Tally the lines holding "Siswa" and state only that figure.

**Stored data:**
::::::

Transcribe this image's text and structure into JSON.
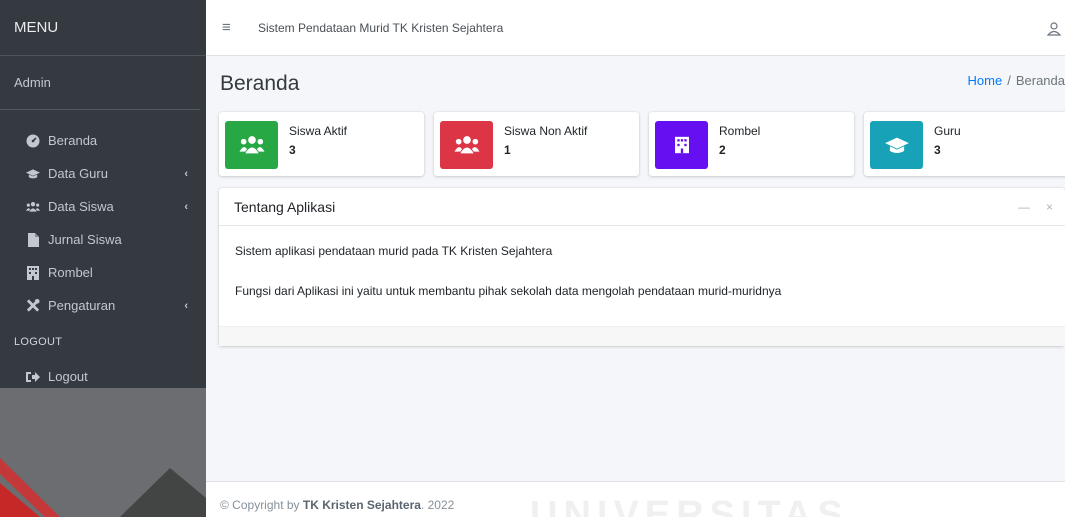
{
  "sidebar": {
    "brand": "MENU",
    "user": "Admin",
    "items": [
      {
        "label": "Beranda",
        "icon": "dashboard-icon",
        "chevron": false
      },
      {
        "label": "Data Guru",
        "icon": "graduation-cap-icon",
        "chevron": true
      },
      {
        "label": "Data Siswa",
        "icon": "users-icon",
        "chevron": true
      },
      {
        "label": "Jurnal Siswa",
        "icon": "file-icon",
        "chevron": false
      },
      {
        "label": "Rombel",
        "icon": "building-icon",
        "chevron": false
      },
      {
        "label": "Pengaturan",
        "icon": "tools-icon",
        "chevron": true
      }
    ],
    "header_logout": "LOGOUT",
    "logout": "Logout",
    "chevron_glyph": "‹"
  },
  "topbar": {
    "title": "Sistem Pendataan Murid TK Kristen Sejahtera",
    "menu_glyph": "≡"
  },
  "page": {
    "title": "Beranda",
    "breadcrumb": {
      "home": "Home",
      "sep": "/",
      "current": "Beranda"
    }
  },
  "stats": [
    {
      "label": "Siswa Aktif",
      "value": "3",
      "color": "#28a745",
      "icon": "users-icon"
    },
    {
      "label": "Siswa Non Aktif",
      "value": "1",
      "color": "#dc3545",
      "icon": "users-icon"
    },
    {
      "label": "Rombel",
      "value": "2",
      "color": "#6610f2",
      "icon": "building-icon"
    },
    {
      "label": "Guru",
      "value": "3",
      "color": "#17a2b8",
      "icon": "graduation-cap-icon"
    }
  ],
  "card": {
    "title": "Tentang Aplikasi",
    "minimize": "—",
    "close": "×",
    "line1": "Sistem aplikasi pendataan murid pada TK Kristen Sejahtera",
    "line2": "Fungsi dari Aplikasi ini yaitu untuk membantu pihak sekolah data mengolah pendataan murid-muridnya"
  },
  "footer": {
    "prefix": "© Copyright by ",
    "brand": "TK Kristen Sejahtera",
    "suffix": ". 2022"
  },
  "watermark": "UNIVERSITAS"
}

::::::

**Correct output:** 4